→ Exercise objective
Duplicate, without any change, the lines of data from the very first line through the line that contains "letter-paragraph-1-start: —At a", inclusive.

## START Task inputs

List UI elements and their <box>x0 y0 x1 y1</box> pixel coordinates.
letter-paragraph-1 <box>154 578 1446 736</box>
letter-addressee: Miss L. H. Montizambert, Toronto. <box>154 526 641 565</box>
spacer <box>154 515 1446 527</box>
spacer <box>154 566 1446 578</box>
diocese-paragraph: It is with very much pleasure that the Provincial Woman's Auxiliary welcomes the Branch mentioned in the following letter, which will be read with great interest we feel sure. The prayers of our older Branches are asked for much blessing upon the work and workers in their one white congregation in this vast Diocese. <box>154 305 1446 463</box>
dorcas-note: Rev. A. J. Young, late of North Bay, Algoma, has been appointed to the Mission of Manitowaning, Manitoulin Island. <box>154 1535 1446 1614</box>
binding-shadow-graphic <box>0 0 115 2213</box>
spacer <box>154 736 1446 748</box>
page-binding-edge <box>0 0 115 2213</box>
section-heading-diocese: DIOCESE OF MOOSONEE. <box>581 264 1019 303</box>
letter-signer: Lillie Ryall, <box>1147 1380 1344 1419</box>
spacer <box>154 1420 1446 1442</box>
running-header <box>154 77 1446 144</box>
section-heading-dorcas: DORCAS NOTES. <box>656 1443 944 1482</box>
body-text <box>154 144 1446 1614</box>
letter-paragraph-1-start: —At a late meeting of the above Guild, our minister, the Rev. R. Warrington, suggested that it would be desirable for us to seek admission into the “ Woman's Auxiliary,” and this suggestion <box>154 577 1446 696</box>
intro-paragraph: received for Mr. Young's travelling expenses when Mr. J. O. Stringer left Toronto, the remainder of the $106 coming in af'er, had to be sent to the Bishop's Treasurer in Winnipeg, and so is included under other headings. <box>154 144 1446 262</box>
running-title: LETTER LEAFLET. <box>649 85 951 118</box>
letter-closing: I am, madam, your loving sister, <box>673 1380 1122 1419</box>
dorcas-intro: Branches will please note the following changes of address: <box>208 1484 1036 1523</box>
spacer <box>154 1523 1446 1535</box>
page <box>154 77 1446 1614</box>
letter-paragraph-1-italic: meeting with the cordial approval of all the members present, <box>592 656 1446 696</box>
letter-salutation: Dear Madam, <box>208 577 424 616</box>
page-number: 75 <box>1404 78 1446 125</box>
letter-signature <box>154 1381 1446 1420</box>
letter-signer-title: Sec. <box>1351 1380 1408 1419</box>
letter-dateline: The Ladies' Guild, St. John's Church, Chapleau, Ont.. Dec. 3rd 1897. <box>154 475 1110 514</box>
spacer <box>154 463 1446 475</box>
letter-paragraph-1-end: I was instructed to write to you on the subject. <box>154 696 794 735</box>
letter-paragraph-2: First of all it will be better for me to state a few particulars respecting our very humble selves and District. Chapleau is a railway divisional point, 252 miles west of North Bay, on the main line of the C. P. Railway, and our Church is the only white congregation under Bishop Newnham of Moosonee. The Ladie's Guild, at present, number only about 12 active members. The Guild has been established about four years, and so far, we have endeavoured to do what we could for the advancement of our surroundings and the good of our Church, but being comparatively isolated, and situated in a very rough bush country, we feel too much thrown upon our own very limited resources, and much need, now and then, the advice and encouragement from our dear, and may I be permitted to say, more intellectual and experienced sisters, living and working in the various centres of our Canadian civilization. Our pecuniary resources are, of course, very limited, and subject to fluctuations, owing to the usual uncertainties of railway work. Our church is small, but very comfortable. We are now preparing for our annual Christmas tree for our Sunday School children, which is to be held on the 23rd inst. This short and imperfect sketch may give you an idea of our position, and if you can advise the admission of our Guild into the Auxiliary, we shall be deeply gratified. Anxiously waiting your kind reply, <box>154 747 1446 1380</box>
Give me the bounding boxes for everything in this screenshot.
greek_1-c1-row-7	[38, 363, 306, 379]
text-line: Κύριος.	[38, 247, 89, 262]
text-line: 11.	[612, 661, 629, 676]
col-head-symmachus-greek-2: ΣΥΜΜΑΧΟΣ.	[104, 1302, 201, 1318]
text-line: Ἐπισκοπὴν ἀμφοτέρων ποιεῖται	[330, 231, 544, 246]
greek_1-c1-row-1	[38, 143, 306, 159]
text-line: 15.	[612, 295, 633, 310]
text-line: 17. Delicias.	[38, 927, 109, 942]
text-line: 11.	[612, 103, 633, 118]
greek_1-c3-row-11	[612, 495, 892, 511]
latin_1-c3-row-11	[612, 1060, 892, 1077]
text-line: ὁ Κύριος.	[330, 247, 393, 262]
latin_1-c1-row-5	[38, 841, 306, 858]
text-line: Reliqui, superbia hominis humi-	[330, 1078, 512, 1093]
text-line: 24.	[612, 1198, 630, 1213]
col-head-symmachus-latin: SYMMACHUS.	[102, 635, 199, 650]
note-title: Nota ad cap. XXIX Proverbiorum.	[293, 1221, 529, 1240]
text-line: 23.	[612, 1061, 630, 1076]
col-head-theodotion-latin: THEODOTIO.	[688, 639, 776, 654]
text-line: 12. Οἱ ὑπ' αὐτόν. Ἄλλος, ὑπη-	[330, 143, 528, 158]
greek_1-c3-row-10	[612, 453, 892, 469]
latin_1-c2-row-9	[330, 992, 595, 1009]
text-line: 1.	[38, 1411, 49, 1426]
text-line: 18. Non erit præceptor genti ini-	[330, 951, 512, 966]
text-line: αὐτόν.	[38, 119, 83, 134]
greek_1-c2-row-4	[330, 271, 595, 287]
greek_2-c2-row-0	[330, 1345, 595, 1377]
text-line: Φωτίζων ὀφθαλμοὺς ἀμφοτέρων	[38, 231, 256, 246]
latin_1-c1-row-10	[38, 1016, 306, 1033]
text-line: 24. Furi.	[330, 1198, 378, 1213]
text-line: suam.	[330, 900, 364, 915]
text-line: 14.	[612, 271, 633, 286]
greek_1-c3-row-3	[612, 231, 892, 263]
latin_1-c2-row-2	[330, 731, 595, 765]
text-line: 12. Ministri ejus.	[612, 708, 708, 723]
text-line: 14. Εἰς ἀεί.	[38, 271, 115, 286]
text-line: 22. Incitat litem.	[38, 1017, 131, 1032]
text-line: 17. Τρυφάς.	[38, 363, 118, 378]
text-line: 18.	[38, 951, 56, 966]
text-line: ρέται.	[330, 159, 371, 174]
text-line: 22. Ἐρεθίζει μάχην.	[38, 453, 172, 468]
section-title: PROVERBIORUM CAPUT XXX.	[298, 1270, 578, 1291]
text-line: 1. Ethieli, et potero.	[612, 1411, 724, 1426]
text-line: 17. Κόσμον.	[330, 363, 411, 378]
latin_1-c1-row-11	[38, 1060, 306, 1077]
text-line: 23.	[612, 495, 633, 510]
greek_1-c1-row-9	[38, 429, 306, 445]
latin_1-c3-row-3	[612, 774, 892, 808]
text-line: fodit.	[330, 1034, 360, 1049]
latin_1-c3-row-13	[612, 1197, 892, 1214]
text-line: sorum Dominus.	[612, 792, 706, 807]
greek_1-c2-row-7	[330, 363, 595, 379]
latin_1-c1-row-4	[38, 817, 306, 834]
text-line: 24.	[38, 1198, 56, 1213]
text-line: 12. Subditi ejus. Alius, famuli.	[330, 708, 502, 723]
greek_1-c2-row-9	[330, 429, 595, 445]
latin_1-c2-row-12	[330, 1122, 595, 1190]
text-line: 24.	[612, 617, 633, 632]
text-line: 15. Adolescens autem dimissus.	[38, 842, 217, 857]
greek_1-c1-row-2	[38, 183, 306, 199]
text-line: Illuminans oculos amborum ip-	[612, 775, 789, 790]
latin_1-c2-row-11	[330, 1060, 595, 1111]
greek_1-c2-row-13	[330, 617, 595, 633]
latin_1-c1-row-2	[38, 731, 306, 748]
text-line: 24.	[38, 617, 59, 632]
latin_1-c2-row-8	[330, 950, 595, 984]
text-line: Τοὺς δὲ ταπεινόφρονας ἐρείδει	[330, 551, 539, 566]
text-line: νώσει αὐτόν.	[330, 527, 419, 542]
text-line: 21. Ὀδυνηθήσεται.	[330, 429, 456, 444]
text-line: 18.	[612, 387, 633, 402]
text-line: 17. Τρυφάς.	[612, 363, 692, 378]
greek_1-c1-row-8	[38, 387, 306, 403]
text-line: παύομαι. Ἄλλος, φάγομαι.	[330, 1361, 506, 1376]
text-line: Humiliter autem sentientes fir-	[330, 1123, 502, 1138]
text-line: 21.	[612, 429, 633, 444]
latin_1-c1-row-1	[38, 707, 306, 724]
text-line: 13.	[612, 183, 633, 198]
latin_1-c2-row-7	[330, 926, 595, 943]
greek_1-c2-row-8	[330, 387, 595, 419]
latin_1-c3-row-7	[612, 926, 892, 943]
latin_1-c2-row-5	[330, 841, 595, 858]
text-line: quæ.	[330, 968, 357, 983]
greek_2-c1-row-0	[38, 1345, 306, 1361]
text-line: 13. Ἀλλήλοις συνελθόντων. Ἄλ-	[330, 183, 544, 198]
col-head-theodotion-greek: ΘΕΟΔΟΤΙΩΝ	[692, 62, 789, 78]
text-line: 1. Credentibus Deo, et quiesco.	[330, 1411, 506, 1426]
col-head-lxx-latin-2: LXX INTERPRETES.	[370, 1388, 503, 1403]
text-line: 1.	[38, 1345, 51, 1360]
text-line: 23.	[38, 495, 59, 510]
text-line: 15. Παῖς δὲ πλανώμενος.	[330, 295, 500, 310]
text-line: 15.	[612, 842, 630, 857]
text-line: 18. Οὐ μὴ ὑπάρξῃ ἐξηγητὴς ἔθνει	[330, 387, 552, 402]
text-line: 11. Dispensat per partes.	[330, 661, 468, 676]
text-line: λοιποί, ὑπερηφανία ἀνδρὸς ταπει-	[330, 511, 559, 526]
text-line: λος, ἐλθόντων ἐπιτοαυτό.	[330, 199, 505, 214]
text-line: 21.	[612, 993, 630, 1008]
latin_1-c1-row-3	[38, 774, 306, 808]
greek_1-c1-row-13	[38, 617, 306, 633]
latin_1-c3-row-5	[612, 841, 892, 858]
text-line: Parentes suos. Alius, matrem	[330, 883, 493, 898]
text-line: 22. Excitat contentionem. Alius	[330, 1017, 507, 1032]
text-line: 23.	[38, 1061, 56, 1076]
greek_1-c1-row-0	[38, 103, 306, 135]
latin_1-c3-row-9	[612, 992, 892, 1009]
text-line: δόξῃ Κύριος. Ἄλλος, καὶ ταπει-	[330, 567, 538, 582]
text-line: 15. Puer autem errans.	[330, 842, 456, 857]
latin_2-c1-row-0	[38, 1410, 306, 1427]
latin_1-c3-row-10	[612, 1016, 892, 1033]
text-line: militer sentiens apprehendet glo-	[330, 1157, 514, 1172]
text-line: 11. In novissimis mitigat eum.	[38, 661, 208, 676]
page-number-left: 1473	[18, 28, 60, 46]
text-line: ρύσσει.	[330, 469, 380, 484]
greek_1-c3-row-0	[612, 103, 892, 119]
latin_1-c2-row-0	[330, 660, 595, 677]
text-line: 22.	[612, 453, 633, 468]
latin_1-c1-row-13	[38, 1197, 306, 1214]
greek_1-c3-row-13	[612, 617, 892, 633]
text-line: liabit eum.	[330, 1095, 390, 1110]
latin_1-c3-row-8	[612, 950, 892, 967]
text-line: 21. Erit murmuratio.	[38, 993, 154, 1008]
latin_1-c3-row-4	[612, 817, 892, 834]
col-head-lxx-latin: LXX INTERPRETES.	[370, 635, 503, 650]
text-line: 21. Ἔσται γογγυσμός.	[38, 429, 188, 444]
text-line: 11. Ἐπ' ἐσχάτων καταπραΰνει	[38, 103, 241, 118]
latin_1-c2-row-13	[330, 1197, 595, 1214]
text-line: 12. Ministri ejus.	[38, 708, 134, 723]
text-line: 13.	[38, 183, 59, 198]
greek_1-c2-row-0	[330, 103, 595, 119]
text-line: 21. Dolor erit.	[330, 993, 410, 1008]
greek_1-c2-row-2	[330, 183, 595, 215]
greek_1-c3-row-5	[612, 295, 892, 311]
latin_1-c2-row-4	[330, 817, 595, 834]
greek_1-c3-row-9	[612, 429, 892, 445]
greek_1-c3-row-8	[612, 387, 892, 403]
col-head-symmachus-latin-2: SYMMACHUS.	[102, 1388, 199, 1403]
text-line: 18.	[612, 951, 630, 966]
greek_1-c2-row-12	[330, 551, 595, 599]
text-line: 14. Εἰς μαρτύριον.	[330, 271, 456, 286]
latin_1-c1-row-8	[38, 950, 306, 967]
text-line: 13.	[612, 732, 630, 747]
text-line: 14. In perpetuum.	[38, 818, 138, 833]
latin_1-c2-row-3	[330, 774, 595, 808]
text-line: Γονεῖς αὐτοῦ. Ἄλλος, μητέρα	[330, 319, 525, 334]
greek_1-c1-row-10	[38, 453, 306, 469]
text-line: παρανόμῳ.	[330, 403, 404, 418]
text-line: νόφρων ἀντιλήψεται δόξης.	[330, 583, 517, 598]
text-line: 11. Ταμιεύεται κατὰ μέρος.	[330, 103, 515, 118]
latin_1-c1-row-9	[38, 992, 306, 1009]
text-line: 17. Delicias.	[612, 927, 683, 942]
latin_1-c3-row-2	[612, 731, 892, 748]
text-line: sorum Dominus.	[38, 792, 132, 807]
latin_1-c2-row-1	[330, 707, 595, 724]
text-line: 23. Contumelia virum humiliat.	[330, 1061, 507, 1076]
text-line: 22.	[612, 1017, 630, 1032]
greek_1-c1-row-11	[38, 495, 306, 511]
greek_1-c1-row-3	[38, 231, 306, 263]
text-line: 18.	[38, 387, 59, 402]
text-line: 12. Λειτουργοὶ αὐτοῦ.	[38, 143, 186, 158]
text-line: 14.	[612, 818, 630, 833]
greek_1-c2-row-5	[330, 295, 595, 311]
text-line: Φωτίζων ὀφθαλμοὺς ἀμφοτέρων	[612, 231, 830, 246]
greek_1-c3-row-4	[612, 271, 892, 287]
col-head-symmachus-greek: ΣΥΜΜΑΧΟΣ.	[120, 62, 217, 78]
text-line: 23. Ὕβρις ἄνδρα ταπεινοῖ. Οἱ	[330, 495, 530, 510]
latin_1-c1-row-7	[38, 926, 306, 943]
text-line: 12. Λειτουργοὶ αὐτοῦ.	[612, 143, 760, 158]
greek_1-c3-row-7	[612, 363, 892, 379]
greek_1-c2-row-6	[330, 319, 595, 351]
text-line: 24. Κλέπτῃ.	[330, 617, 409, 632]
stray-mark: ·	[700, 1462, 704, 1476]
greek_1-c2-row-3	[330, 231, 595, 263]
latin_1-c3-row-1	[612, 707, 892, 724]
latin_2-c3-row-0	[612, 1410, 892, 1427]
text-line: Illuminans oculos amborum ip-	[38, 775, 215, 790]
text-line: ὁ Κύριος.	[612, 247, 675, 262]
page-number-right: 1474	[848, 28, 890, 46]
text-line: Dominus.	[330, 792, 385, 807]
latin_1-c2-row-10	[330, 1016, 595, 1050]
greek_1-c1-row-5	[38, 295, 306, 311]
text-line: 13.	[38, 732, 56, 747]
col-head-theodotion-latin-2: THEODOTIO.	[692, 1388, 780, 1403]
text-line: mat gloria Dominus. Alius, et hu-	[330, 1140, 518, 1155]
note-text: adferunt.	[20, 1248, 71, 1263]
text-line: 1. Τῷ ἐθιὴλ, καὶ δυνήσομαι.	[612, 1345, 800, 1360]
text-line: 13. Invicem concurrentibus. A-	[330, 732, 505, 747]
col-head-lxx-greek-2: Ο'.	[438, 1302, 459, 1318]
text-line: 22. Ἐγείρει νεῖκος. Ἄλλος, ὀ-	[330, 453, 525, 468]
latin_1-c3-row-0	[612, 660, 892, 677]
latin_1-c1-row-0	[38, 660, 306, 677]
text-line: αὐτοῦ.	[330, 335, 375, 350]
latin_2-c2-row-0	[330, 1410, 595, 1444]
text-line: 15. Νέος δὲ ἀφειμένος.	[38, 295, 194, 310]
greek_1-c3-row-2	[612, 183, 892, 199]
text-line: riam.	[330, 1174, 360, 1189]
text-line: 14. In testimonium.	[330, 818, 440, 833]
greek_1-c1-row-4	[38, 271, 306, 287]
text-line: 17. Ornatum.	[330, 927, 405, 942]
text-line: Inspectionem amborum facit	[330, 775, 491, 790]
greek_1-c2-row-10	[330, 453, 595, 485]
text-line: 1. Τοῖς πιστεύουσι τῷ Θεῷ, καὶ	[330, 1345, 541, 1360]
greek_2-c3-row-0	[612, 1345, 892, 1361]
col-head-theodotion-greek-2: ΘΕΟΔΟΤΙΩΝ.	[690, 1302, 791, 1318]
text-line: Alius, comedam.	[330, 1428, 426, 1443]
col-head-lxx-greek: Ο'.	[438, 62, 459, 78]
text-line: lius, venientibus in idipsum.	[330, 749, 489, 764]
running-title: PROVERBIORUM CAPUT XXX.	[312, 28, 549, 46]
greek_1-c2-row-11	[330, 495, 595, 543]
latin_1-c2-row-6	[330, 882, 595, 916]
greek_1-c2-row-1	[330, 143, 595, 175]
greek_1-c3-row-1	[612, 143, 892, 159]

## END Task inputs

→ Reply to the task
List UI elements and their <box>x0 y0 x1 y1</box> pixel coordinates.
letter-paragraph-1 <box>154 578 1446 736</box>
letter-addressee: Miss L. H. Montizambert, Toronto. <box>154 526 641 565</box>
spacer <box>154 515 1446 527</box>
spacer <box>154 566 1446 578</box>
diocese-paragraph: It is with very much pleasure that the Provincial Woman's Auxiliary welcomes the Branch mentioned in the following letter, which will be read with great interest we feel sure. The prayers of our older Branches are asked for much blessing upon the work and workers in their one white congregation in this vast Diocese. <box>154 305 1446 463</box>
dorcas-note: Rev. A. J. Young, late of North Bay, Algoma, has been appointed to the Mission of Manitowaning, Manitoulin Island. <box>154 1535 1446 1614</box>
binding-shadow-graphic <box>0 0 115 2213</box>
spacer <box>154 736 1446 748</box>
page-binding-edge <box>0 0 115 2213</box>
section-heading-diocese: DIOCESE OF MOOSONEE. <box>581 264 1019 303</box>
letter-signer: Lillie Ryall, <box>1147 1380 1344 1419</box>
spacer <box>154 1420 1446 1442</box>
running-header <box>154 77 1446 144</box>
section-heading-dorcas: DORCAS NOTES. <box>656 1443 944 1482</box>
body-text <box>154 144 1446 1614</box>
letter-paragraph-1-start: —At a late meeting of the above Guild, our minister, the Rev. R. Warrington, suggested that it would be desirable for us to seek admission into the “ Woman's Auxiliary,” and this suggestion <box>154 577 1446 696</box>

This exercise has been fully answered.